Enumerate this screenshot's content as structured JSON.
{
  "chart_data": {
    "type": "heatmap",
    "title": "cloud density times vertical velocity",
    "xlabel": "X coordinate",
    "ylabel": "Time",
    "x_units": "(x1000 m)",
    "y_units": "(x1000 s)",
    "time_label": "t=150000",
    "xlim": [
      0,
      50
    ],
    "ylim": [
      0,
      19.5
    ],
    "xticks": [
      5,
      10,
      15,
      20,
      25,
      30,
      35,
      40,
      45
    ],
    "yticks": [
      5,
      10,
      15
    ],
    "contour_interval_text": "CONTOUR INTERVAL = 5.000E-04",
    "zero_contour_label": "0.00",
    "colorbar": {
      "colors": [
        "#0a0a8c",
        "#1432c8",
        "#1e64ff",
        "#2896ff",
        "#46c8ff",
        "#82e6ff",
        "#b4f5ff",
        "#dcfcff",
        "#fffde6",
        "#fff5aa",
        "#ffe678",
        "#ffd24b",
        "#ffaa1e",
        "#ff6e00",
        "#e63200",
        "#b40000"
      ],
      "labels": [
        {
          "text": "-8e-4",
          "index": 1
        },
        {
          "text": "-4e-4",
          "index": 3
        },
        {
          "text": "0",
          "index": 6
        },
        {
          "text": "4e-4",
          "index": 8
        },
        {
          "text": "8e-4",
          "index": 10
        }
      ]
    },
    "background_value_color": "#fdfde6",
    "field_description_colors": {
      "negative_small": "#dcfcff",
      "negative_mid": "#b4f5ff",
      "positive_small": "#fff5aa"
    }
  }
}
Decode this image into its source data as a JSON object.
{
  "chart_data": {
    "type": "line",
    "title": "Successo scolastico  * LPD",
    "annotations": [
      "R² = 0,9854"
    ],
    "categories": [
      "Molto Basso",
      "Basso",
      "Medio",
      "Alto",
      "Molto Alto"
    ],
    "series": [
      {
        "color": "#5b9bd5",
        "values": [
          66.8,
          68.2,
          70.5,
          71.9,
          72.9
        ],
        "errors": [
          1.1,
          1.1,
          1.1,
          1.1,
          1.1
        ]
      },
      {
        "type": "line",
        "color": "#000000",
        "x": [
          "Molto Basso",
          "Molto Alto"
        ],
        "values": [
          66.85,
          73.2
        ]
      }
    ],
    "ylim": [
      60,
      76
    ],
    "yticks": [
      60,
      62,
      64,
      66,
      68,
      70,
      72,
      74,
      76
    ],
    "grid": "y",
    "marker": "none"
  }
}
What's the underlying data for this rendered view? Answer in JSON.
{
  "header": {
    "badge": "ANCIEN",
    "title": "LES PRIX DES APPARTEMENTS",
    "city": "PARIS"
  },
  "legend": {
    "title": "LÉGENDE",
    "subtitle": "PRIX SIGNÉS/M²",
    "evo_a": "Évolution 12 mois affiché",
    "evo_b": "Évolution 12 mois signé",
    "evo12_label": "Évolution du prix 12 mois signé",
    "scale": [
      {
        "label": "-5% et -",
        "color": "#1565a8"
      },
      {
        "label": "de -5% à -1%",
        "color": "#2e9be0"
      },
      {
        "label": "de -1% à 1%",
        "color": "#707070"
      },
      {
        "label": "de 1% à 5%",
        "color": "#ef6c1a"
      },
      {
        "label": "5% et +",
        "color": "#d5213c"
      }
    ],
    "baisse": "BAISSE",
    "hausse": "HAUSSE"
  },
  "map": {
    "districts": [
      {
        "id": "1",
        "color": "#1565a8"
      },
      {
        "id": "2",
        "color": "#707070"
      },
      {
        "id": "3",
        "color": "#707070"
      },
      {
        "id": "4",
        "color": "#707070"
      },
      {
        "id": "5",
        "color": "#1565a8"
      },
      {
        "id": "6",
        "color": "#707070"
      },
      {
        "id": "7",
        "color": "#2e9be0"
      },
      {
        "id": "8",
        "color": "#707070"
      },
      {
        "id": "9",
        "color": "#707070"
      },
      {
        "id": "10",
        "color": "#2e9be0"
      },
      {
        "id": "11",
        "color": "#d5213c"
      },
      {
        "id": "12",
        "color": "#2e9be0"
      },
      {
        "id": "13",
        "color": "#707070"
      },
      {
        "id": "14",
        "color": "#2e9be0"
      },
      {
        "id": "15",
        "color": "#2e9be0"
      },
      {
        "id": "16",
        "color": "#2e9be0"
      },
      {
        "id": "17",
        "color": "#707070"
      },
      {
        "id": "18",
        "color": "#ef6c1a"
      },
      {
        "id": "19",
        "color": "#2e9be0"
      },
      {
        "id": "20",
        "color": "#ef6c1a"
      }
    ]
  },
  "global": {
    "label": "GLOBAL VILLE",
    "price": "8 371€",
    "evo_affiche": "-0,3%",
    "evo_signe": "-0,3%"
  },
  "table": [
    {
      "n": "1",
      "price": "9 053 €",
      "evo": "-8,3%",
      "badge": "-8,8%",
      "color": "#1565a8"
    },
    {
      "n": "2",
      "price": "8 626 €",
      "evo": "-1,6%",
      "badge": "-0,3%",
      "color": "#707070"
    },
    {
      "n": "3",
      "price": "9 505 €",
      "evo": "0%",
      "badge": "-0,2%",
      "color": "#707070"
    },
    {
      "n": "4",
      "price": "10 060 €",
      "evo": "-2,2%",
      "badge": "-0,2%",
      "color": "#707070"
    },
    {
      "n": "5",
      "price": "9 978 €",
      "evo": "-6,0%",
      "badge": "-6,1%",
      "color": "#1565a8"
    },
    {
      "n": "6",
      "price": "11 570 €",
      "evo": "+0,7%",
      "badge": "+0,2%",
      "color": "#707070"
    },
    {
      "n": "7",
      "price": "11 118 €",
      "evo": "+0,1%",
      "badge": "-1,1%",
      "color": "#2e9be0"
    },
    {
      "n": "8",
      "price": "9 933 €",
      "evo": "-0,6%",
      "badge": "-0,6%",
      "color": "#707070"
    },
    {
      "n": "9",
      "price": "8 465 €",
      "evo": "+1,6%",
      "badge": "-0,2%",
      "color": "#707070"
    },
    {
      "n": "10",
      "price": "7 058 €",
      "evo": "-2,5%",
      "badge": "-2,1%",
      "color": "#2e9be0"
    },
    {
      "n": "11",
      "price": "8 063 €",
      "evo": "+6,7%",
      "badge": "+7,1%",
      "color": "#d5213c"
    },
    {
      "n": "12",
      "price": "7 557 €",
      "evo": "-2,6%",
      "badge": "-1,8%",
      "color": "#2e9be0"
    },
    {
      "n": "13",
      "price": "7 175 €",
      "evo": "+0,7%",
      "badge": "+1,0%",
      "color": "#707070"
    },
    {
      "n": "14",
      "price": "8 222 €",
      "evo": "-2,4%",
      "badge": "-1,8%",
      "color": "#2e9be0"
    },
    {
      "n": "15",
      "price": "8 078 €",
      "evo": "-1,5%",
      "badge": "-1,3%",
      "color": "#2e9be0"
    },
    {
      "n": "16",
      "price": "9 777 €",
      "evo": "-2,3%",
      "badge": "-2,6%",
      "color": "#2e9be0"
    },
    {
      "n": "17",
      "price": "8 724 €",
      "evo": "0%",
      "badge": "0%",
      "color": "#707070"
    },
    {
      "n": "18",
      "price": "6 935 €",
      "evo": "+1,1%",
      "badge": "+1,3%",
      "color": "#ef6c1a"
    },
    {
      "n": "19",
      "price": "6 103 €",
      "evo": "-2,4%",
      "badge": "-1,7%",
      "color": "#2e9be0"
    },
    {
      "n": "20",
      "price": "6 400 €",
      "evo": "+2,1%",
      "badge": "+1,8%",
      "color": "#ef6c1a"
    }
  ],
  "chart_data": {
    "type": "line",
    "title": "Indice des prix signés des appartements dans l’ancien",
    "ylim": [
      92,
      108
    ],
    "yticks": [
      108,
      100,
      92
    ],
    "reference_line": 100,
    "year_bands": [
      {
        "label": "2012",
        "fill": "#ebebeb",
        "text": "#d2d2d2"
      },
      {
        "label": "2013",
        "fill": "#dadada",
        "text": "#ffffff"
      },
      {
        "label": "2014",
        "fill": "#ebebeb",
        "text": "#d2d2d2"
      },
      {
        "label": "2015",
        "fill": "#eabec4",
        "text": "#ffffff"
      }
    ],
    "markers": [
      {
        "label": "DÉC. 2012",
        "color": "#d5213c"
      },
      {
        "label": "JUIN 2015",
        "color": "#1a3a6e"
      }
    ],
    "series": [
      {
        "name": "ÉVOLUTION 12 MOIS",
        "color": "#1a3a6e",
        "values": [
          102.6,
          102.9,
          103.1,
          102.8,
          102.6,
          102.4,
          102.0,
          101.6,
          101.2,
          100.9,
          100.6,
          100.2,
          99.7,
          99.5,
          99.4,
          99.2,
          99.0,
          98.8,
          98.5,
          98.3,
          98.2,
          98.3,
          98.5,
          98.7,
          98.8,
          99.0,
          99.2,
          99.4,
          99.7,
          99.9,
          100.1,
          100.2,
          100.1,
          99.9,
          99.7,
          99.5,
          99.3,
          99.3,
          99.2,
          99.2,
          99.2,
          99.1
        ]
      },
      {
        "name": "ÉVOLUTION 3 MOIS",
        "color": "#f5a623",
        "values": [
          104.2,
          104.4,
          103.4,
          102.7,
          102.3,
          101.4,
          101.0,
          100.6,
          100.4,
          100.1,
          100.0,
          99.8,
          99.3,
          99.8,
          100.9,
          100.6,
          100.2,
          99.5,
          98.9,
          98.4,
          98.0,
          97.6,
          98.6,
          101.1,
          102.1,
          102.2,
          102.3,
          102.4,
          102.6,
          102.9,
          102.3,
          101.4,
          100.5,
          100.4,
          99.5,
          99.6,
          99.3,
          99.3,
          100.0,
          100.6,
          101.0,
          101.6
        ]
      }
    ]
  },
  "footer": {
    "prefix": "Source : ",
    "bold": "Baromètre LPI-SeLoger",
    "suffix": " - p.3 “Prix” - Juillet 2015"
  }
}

(Objective) Identify and list each line with the word "this".

(Written response)
Enumerate this screenshot's content as structured JSON.
Decode this image into its source data as a JSON object.
What's the underlying data for this rendered view? Answer in JSON.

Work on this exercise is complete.